## START RECORD LIST
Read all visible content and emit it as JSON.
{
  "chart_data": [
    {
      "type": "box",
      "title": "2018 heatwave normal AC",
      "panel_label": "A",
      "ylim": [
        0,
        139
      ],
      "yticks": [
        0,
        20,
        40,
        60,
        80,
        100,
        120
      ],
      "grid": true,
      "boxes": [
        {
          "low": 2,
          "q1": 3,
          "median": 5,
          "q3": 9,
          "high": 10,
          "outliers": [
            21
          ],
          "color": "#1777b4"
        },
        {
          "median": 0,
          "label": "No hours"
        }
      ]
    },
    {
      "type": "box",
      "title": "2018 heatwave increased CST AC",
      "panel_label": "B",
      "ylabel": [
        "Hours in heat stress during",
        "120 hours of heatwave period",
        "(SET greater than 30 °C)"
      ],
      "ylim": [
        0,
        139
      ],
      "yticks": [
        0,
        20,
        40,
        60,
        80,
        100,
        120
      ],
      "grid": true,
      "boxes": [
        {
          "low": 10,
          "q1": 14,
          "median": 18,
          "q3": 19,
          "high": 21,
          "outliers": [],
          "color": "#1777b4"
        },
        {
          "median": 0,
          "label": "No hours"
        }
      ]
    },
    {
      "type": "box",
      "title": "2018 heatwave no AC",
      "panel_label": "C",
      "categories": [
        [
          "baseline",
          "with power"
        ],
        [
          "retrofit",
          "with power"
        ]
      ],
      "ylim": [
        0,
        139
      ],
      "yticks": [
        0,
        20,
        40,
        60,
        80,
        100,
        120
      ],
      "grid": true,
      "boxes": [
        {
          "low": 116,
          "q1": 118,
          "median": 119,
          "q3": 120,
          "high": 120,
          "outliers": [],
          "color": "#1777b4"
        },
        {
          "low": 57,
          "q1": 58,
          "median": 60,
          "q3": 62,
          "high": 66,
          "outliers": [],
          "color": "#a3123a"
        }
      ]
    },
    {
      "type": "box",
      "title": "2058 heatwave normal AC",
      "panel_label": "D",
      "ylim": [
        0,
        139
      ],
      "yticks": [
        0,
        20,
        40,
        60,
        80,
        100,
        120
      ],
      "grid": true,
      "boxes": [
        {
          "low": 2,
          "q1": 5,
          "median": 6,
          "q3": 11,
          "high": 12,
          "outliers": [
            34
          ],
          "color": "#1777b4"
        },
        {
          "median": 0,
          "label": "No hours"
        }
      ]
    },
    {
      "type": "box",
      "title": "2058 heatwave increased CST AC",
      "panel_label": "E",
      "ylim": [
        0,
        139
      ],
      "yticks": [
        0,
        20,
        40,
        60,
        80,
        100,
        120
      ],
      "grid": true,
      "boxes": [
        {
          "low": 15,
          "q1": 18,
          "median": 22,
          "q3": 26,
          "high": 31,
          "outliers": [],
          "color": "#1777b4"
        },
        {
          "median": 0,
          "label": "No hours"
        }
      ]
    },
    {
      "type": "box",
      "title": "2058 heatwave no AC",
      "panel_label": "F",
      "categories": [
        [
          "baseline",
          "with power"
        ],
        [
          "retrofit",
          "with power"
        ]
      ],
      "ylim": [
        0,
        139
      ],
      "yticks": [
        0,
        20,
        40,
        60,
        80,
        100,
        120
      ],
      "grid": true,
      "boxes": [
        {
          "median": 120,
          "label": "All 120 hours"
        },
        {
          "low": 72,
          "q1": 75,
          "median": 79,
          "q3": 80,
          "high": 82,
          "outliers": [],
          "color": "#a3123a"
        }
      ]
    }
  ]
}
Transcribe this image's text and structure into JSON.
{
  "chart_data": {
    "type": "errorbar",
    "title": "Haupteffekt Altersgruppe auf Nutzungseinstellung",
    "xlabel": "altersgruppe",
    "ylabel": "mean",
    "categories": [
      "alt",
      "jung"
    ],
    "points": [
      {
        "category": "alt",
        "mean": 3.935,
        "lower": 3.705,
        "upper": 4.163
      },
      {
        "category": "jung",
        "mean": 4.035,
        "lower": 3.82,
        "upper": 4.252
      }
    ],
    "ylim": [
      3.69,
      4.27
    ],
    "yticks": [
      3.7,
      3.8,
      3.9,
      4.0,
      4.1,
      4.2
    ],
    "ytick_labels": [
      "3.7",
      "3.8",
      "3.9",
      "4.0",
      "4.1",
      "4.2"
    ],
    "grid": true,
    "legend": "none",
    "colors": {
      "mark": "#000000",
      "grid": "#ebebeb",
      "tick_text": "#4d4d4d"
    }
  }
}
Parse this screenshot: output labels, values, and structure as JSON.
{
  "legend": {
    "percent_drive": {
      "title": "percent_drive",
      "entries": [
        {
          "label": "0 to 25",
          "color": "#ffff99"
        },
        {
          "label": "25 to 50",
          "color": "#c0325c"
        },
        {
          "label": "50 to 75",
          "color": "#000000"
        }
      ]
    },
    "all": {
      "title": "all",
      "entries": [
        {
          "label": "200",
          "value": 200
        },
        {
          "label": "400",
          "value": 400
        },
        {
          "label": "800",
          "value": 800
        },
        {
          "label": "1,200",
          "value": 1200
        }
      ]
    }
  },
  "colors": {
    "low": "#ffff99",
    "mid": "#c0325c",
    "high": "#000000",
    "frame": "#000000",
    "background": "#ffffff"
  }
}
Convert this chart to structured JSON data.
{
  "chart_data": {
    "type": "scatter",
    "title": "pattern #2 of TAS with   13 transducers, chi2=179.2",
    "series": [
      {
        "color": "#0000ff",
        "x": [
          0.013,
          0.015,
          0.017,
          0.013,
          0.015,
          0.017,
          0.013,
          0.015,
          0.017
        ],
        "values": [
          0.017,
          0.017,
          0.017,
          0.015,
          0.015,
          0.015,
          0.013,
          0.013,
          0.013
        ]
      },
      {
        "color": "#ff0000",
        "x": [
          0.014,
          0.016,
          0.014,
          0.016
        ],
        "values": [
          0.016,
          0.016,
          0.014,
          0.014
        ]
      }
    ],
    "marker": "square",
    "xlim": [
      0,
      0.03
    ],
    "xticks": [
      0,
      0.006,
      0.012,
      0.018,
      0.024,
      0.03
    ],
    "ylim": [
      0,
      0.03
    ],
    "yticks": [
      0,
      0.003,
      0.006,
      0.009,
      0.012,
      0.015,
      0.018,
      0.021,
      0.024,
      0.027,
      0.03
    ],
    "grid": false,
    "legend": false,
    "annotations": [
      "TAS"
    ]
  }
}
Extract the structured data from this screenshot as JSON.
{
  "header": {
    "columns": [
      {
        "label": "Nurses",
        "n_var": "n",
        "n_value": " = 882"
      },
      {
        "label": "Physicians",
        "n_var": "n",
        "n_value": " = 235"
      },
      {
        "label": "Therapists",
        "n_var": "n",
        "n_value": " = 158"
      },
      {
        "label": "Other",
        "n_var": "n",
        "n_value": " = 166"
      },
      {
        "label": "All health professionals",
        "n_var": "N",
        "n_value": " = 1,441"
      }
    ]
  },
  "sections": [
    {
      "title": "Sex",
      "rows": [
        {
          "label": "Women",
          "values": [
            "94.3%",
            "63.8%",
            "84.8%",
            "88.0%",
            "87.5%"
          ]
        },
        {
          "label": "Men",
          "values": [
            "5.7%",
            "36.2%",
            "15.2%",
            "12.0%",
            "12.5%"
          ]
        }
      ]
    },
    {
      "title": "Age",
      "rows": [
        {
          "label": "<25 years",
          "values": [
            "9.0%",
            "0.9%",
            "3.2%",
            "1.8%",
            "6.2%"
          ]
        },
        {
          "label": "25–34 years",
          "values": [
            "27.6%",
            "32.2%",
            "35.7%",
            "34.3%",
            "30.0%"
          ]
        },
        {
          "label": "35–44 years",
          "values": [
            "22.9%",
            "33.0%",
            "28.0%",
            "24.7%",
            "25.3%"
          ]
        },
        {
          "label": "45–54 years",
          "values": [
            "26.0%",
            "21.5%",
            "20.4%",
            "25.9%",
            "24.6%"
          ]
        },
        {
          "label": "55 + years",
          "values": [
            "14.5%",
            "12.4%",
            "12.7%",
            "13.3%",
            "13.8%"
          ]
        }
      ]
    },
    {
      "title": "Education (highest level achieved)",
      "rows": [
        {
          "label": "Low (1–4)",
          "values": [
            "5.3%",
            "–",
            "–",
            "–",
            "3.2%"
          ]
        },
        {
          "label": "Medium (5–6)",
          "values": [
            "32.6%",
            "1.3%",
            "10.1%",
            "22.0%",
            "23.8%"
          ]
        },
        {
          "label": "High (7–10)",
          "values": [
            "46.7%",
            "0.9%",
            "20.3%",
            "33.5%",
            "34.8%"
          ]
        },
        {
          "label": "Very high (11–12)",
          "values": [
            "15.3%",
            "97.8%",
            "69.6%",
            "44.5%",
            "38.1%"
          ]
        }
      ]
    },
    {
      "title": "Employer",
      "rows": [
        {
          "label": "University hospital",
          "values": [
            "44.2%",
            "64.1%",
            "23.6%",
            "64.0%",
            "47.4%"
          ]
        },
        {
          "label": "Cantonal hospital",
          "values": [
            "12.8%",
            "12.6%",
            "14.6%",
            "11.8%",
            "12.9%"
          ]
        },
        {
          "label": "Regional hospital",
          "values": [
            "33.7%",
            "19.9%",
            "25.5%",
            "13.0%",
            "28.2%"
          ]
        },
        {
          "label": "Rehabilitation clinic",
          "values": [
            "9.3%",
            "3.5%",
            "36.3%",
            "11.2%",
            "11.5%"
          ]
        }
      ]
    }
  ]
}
## END RECORD LIST
§ **PROMPT**: Copy all lines from the material that include "normal".

§ **TASK RESPONSE**:
      "title": "2018 heatwave normal AC",
      "title": "2058 heatwave normal AC",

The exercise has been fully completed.